Short problem — Copy out every record below with complete accuracy.

--- START Supplied records ---

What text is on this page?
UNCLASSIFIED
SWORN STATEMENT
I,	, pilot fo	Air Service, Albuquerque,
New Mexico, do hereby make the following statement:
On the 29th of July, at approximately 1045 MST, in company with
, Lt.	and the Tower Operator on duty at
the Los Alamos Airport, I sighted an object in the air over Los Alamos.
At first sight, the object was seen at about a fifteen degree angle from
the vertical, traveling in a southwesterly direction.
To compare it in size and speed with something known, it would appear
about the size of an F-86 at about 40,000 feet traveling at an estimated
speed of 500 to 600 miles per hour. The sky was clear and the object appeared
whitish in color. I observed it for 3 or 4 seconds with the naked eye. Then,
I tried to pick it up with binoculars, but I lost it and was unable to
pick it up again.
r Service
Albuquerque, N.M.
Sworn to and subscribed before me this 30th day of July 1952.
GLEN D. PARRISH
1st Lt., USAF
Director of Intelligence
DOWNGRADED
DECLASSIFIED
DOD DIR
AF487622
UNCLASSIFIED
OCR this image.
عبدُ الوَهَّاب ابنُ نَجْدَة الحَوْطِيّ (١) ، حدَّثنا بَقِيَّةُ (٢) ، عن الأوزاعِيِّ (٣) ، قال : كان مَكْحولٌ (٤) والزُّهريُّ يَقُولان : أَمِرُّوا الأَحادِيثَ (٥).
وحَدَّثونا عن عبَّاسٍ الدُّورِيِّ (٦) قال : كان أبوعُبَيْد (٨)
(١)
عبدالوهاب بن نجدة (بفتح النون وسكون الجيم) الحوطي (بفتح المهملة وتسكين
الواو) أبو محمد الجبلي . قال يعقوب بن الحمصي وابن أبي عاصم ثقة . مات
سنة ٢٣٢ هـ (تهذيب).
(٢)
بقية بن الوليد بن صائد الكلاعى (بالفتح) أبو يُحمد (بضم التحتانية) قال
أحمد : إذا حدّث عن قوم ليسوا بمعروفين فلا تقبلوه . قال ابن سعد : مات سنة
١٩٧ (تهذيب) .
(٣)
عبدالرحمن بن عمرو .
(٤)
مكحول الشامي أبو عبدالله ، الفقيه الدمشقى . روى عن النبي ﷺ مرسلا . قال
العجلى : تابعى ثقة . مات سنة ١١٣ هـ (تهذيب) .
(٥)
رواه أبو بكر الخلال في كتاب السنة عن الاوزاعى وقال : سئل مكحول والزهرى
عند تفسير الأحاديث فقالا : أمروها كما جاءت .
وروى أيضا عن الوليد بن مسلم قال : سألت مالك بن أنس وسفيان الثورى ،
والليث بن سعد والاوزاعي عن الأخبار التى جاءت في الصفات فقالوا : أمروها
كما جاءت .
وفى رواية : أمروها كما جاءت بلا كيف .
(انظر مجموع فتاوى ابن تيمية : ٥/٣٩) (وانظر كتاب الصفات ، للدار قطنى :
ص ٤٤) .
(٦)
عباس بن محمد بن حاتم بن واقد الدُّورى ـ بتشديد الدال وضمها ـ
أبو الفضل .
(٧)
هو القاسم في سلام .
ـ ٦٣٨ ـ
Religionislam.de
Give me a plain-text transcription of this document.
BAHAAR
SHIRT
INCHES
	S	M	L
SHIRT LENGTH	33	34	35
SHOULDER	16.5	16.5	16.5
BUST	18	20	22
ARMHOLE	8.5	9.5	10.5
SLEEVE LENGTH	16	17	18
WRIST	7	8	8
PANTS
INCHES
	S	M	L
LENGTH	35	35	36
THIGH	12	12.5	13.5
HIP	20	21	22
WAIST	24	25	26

--- END Supplied records ---

Solution below —
What text is on this page?
UNCLASSIFIED
SWORN STATEMENT
I,	, pilot fo	Air Service, Albuquerque,
New Mexico, do hereby make the following statement:
On the 29th of July, at approximately 1045 MST, in company with
, Lt.	and the Tower Operator on duty at
the Los Alamos Airport, I sighted an object in the air over Los Alamos.
At first sight, the object was seen at about a fifteen degree angle from
the vertical, traveling in a southwesterly direction.
To compare it in size and speed with something known, it would appear
about the size of an F-86 at about 40,000 feet traveling at an estimated
speed of 500 to 600 miles per hour. The sky was clear and the object appeared
whitish in color. I observed it for 3 or 4 seconds with the naked eye. Then,
I tried to pick it up with binoculars, but I lost it and was unable to
pick it up again.
r Service
Albuquerque, N.M.
Sworn to and subscribed before me this 30th day of July 1952.
GLEN D. PARRISH
1st Lt., USAF
Director of Intelligence
DOWNGRADED
DECLASSIFIED
DOD DIR
AF487622
UNCLASSIFIED
OCR this image.
عبدُ الوَهَّاب ابنُ نَجْدَة الحَوْطِيّ (١) ، حدَّثنا بَقِيَّةُ (٢) ، عن الأوزاعِيِّ (٣) ، قال : كان مَكْحولٌ (٤) والزُّهريُّ يَقُولان : أَمِرُّوا الأَحادِيثَ (٥).
وحَدَّثونا عن عبَّاسٍ الدُّورِيِّ (٦) قال : كان أبوعُبَيْد (٨)
(١)
عبدالوهاب بن نجدة (بفتح النون وسكون الجيم) الحوطي (بفتح المهملة وتسكين
الواو) أبو محمد الجبلي . قال يعقوب بن الحمصي وابن أبي عاصم ثقة . مات
سنة ٢٣٢ هـ (تهذيب).
(٢)
بقية بن الوليد بن صائد الكلاعى (بالفتح) أبو يُحمد (بضم التحتانية) قال
أحمد : إذا حدّث عن قوم ليسوا بمعروفين فلا تقبلوه . قال ابن سعد : مات سنة
١٩٧ (تهذيب) .
(٣)
عبدالرحمن بن عمرو .
(٤)
مكحول الشامي أبو عبدالله ، الفقيه الدمشقى . روى عن النبي ﷺ مرسلا . قال
العجلى : تابعى ثقة . مات سنة ١١٣ هـ (تهذيب) .
(٥)
رواه أبو بكر الخلال في كتاب السنة عن الاوزاعى وقال : سئل مكحول والزهرى
عند تفسير الأحاديث فقالا : أمروها كما جاءت .
وروى أيضا عن الوليد بن مسلم قال : سألت مالك بن أنس وسفيان الثورى ،
والليث بن سعد والاوزاعي عن الأخبار التى جاءت في الصفات فقالوا : أمروها
كما جاءت .
وفى رواية : أمروها كما جاءت بلا كيف .
(انظر مجموع فتاوى ابن تيمية : ٥/٣٩) (وانظر كتاب الصفات ، للدار قطنى :
ص ٤٤) .
(٦)
عباس بن محمد بن حاتم بن واقد الدُّورى ـ بتشديد الدال وضمها ـ
أبو الفضل .
(٧)
هو القاسم في سلام .
ـ ٦٣٨ ـ
Religionislam.de
Give me a plain-text transcription of this document.
BAHAAR
SHIRT
INCHES
	S	M	L
SHIRT LENGTH	33	34	35
SHOULDER	16.5	16.5	16.5
BUST	18	20	22
ARMHOLE	8.5	9.5	10.5
SLEEVE LENGTH	16	17	18
WRIST	7	8	8
PANTS
INCHES
	S	M	L
LENGTH	35	35	36
THIGH	12	12.5	13.5
HIP	20	21	22
WAIST	24	25	26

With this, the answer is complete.